--- Provided records ---
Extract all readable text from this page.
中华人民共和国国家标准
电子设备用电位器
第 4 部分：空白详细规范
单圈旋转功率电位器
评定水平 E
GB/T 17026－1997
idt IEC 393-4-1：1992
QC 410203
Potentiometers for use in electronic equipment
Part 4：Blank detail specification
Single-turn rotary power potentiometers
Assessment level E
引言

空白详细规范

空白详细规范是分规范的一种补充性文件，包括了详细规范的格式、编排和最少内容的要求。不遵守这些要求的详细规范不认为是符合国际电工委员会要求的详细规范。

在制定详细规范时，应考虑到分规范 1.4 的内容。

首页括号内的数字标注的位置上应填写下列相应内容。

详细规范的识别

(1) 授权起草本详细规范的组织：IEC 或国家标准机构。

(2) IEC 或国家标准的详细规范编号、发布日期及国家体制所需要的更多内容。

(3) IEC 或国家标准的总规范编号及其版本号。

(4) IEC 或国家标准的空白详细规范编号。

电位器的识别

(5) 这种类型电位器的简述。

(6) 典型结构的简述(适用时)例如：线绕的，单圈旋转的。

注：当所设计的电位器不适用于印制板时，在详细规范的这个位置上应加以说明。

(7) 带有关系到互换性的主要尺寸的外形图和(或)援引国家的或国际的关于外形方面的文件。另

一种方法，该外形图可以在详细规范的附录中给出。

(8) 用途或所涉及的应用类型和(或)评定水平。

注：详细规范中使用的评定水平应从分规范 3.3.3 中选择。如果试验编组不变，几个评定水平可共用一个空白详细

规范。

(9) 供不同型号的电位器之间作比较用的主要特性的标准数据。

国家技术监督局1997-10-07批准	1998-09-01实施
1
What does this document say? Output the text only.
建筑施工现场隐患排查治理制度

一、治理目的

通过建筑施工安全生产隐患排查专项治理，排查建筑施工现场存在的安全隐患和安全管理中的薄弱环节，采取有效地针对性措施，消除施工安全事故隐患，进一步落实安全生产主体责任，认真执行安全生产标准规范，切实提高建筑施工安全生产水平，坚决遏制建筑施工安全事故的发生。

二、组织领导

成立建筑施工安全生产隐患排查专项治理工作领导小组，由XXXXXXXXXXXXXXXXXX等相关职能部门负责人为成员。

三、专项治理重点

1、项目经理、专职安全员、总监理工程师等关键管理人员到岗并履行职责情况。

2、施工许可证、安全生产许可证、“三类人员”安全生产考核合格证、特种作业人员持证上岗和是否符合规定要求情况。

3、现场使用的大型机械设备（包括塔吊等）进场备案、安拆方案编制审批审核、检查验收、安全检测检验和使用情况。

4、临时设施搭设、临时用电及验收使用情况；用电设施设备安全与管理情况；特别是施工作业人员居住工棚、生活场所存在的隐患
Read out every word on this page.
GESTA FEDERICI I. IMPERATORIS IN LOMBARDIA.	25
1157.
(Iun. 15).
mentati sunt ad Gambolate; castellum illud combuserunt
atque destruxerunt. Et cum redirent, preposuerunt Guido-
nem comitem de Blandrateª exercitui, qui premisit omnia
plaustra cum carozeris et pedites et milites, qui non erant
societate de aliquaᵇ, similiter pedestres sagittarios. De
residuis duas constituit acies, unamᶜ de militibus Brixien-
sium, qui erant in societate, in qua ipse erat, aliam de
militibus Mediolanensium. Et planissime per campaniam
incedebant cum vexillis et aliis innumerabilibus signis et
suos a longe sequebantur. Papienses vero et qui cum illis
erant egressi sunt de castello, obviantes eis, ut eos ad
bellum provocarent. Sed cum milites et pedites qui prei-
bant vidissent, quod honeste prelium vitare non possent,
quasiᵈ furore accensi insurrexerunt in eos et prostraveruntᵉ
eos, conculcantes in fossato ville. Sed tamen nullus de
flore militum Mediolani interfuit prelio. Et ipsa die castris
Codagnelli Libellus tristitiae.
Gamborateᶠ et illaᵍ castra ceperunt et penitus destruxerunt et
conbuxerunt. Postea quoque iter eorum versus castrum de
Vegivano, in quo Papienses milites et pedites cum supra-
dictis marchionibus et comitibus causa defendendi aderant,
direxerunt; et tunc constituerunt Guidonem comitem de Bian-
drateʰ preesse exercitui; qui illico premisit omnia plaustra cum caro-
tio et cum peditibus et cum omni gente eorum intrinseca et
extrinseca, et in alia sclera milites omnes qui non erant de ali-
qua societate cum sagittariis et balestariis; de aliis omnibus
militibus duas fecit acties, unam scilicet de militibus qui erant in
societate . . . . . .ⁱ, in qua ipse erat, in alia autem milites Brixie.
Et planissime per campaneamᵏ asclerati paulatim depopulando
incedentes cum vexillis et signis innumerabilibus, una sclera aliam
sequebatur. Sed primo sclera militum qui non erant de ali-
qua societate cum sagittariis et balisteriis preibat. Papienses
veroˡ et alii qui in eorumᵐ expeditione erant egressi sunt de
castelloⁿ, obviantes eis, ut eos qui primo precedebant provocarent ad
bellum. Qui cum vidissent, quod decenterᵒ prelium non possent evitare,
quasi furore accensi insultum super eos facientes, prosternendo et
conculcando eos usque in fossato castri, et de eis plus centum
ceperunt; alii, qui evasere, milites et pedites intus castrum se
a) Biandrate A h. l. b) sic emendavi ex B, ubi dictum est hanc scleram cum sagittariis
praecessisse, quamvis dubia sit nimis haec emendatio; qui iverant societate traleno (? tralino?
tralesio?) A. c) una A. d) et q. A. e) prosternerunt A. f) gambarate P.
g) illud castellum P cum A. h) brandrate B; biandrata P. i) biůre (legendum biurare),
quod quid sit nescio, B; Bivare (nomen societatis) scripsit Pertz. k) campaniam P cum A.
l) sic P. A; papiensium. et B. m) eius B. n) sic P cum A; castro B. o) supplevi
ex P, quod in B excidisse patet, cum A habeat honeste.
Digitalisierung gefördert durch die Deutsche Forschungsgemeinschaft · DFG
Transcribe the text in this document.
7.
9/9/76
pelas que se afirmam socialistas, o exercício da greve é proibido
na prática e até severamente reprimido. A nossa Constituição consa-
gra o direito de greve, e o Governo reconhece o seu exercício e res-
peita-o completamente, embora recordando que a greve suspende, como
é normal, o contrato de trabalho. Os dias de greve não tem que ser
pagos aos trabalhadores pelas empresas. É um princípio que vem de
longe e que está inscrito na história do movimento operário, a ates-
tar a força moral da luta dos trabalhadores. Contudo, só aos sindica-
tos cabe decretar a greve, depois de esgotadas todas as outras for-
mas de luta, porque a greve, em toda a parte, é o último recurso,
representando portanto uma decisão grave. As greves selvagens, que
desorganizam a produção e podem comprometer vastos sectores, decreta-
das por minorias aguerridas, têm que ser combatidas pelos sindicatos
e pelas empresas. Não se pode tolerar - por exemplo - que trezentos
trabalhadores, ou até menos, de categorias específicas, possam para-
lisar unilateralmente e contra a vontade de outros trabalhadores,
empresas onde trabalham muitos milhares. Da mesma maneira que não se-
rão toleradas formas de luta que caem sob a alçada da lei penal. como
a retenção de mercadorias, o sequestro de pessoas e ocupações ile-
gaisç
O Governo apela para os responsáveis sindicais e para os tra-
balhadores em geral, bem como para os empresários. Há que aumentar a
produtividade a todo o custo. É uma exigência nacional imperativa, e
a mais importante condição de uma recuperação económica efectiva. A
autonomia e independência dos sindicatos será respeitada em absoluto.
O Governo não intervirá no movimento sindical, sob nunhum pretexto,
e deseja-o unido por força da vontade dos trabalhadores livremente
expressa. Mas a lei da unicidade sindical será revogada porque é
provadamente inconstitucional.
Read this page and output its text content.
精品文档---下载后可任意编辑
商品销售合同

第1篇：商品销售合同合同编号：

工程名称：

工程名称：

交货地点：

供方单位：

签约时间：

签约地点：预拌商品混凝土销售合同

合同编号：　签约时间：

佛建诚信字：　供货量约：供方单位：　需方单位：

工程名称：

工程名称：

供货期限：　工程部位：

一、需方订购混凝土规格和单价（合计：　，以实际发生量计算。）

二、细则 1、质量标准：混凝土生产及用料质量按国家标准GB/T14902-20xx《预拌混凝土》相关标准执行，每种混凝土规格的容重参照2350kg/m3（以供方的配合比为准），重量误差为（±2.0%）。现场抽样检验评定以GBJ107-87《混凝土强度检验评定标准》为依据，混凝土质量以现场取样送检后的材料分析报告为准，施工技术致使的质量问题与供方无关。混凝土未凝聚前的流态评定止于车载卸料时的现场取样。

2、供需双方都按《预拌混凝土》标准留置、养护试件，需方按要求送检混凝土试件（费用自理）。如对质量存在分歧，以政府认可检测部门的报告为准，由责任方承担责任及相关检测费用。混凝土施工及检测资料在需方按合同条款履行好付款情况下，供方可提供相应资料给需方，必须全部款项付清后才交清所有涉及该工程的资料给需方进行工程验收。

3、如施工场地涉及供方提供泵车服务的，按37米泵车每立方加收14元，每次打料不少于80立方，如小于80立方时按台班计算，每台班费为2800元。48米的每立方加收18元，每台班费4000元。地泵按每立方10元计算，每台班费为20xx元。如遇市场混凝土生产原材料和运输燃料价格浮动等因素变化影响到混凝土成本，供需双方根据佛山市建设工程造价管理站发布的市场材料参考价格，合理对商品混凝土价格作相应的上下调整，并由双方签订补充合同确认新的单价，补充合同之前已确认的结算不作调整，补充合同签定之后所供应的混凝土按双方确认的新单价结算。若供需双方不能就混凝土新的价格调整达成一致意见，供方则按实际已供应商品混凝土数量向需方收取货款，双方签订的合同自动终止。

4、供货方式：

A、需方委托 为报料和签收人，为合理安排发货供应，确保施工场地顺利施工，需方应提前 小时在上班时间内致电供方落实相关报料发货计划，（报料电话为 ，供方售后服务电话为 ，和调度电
---
Only the lines from the one holding "Read this page and output its text content." through the end of the listing should be given again, exactly and with both ends included.

Read this page and output its text content.
精品文档---下载后可任意编辑
商品销售合同

第1篇：商品销售合同合同编号：

工程名称：

工程名称：

交货地点：

供方单位：

签约时间：

签约地点：预拌商品混凝土销售合同

合同编号：　签约时间：

佛建诚信字：　供货量约：供方单位：　需方单位：

工程名称：

工程名称：

供货期限：　工程部位：

一、需方订购混凝土规格和单价（合计：　，以实际发生量计算。）

二、细则 1、质量标准：混凝土生产及用料质量按国家标准GB/T14902-20xx《预拌混凝土》相关标准执行，每种混凝土规格的容重参照2350kg/m3（以供方的配合比为准），重量误差为（±2.0%）。现场抽样检验评定以GBJ107-87《混凝土强度检验评定标准》为依据，混凝土质量以现场取样送检后的材料分析报告为准，施工技术致使的质量问题与供方无关。混凝土未凝聚前的流态评定止于车载卸料时的现场取样。

2、供需双方都按《预拌混凝土》标准留置、养护试件，需方按要求送检混凝土试件（费用自理）。如对质量存在分歧，以政府认可检测部门的报告为准，由责任方承担责任及相关检测费用。混凝土施工及检测资料在需方按合同条款履行好付款情况下，供方可提供相应资料给需方，必须全部款项付清后才交清所有涉及该工程的资料给需方进行工程验收。

3、如施工场地涉及供方提供泵车服务的，按37米泵车每立方加收14元，每次打料不少于80立方，如小于80立方时按台班计算，每台班费为2800元。48米的每立方加收18元，每台班费4000元。地泵按每立方10元计算，每台班费为20xx元。如遇市场混凝土生产原材料和运输燃料价格浮动等因素变化影响到混凝土成本，供需双方根据佛山市建设工程造价管理站发布的市场材料参考价格，合理对商品混凝土价格作相应的上下调整，并由双方签订补充合同确认新的单价，补充合同之前已确认的结算不作调整，补充合同签定之后所供应的混凝土按双方确认的新单价结算。若供需双方不能就混凝土新的价格调整达成一致意见，供方则按实际已供应商品混凝土数量向需方收取货款，双方签订的合同自动终止。

4、供货方式：

A、需方委托 为报料和签收人，为合理安排发货供应，确保施工场地顺利施工，需方应提前 小时在上班时间内致电供方落实相关报料发货计划，（报料电话为 ，供方售后服务电话为 ，和调度电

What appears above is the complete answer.